Collection entries:
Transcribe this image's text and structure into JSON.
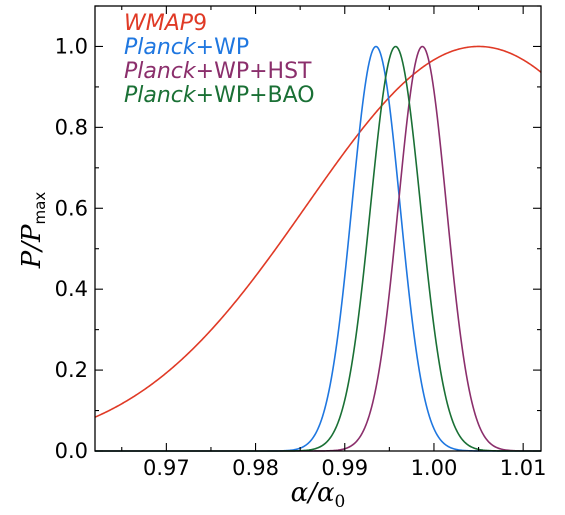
{
  "chart_data": {
    "type": "line",
    "xlabel": "α/α₀",
    "ylabel": "P/Pmax",
    "xlim": [
      0.962,
      1.012
    ],
    "ylim": [
      0.0,
      1.1
    ],
    "xticks": [
      "0.97",
      "0.98",
      "0.99",
      "1.00",
      "1.01"
    ],
    "yticks": [
      "0.0",
      "0.2",
      "0.4",
      "0.6",
      "0.8",
      "1.0"
    ],
    "grid": false,
    "legend_position": "top-left",
    "series": [
      {
        "name_italic": "WMAP",
        "name_plain": "9",
        "color": "#e03a26",
        "shape": "gaussian",
        "peak_x": 1.005,
        "sigma": 0.0193
      },
      {
        "name_italic": "Planck",
        "name_plain": "+WP",
        "color": "#1f77e0",
        "shape": "gaussian",
        "peak_x": 0.9935,
        "sigma": 0.0027
      },
      {
        "name_italic": "Planck",
        "name_plain": "+WP+HST",
        "color": "#8b2f6c",
        "shape": "gaussian",
        "peak_x": 0.9987,
        "sigma": 0.0027
      },
      {
        "name_italic": "Planck",
        "name_plain": "+WP+BAO",
        "color": "#1a7035",
        "shape": "gaussian",
        "peak_x": 0.9957,
        "sigma": 0.0028
      }
    ]
  }
}
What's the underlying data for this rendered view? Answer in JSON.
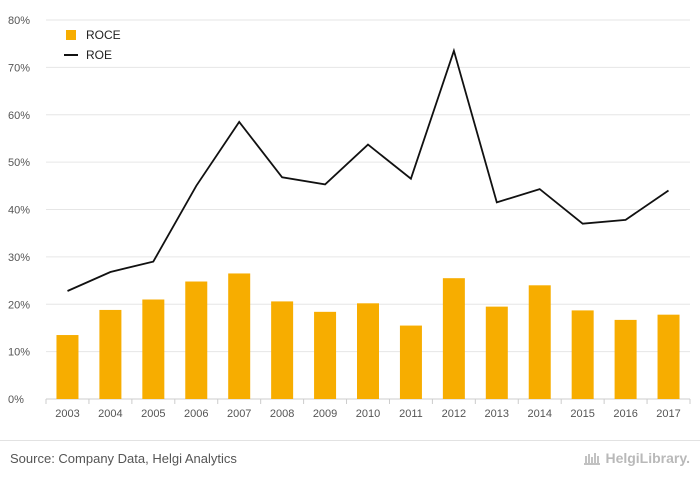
{
  "chart_data": {
    "type": "bar",
    "categories": [
      "2003",
      "2004",
      "2005",
      "2006",
      "2007",
      "2008",
      "2009",
      "2010",
      "2011",
      "2012",
      "2013",
      "2014",
      "2015",
      "2016",
      "2017"
    ],
    "series": [
      {
        "name": "ROCE",
        "type": "bar",
        "color": "#f7ad00",
        "values": [
          13.5,
          18.8,
          21.0,
          24.8,
          26.5,
          20.6,
          18.4,
          20.2,
          15.5,
          25.5,
          19.5,
          24.0,
          18.7,
          16.7,
          17.8
        ]
      },
      {
        "name": "ROE",
        "type": "line",
        "color": "#111111",
        "values": [
          22.8,
          26.8,
          29.0,
          45.0,
          58.5,
          46.8,
          45.3,
          53.7,
          46.5,
          73.5,
          41.5,
          44.3,
          37.0,
          37.8,
          44.0
        ]
      }
    ],
    "ylim": [
      0,
      80
    ],
    "yticks": [
      0,
      10,
      20,
      30,
      40,
      50,
      60,
      70,
      80
    ],
    "ytick_format": "%",
    "grid": true,
    "legend_position": "top-left"
  },
  "footer": {
    "source": "Source: Company Data, Helgi Analytics",
    "logo_text": "HelgiLibrary."
  }
}
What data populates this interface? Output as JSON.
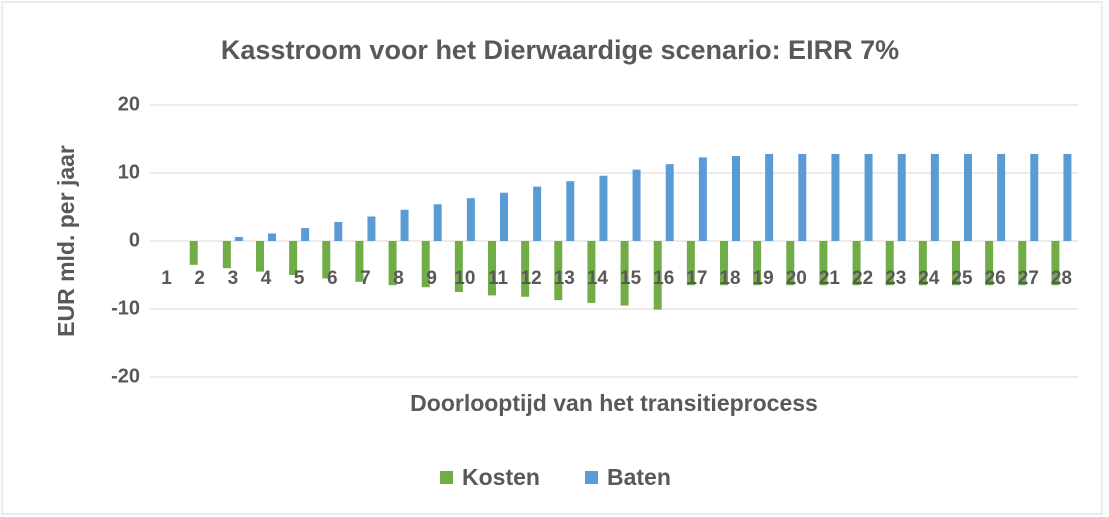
{
  "chart_data": {
    "type": "bar",
    "title": "Kasstroom voor het Dierwaardige scenario: EIRR 7%",
    "y_label": "EUR mld. per jaar",
    "x_label": "Doorlooptijd van het transitieprocess",
    "categories": [
      "1",
      "2",
      "3",
      "4",
      "5",
      "6",
      "7",
      "8",
      "9",
      "10",
      "11",
      "12",
      "13",
      "14",
      "15",
      "16",
      "17",
      "18",
      "19",
      "20",
      "21",
      "22",
      "23",
      "24",
      "25",
      "26",
      "27",
      "28"
    ],
    "series": [
      {
        "name": "Kosten",
        "color": "#70ad47",
        "values": [
          0,
          -3.5,
          -4,
          -4.5,
          -5,
          -5.5,
          -6,
          -6.5,
          -6.8,
          -7.5,
          -8,
          -8.2,
          -8.7,
          -9.1,
          -9.5,
          -10.1,
          -6.5,
          -6.5,
          -6.5,
          -6.5,
          -6.5,
          -6.5,
          -6.5,
          -6.5,
          -6.5,
          -6.5,
          -6.5,
          -6.5
        ]
      },
      {
        "name": "Baten",
        "color": "#5b9bd5",
        "values": [
          0,
          0,
          0.6,
          1.1,
          1.9,
          2.8,
          3.6,
          4.6,
          5.4,
          6.3,
          7.1,
          8,
          8.8,
          9.6,
          10.5,
          11.3,
          12.3,
          12.5,
          12.8,
          12.8,
          12.8,
          12.8,
          12.8,
          12.8,
          12.8,
          12.8,
          12.8,
          12.8
        ]
      }
    ],
    "ylim": [
      -20,
      20
    ],
    "yticks": [
      -20,
      -10,
      0,
      10,
      20
    ],
    "grid": true,
    "legend": "bottom"
  }
}
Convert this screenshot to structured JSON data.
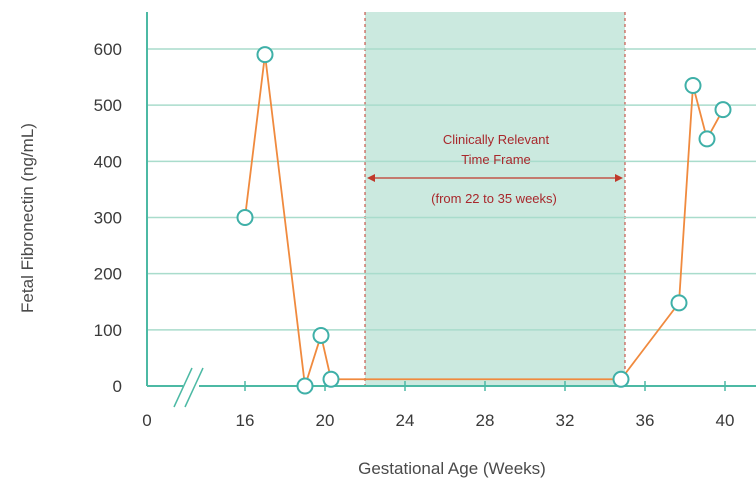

* **Set task**
Which lines contain "JSON"? Show each of them.

* **Exercise answer**
Transcribe this image's text and structure into JSON.
What's the underlying data for this rendered view? Answer in JSON.
What data populates this interface? Output as JSON.
Convert this screenshot to structured JSON data.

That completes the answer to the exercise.